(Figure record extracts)

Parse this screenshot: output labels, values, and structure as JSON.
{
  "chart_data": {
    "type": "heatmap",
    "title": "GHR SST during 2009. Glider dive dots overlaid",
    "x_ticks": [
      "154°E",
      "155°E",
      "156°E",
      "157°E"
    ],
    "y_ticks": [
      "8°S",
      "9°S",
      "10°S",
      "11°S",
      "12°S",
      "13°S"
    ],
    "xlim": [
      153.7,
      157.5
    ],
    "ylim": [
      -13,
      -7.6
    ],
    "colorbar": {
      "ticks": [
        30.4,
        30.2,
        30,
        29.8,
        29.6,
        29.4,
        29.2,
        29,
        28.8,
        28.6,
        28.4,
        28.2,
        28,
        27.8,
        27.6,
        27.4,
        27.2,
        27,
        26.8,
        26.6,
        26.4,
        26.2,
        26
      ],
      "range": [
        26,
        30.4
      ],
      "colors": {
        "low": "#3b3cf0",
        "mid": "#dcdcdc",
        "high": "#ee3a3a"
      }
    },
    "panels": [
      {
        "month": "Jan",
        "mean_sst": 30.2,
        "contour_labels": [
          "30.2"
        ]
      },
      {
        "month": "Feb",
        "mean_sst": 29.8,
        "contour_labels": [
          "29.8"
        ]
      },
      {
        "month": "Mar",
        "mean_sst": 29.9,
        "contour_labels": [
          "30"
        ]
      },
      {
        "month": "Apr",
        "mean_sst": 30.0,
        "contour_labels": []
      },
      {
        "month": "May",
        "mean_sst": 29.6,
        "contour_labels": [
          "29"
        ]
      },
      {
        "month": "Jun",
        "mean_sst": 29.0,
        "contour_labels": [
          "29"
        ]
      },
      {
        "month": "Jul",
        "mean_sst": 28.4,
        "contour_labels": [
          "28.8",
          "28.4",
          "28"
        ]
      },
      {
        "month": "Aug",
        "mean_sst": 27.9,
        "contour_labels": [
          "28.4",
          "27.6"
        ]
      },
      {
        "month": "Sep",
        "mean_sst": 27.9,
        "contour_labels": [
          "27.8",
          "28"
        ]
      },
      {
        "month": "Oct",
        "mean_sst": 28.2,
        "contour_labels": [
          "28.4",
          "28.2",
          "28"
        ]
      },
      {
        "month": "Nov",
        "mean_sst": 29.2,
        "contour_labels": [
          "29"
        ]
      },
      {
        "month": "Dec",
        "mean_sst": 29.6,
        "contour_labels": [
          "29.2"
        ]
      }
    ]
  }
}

* Your instructions *
From the entries above, copy each line holding "month".

* Solution to this exercise *
        "month": "Jan",
        "month": "Feb",
        "month": "Mar",
        "month": "Apr",
        "month": "May",
        "month": "Jun",
        "month": "Jul",
        "month": "Aug",
        "month": "Sep",
        "month": "Oct",
        "month": "Nov",
        "month": "Dec",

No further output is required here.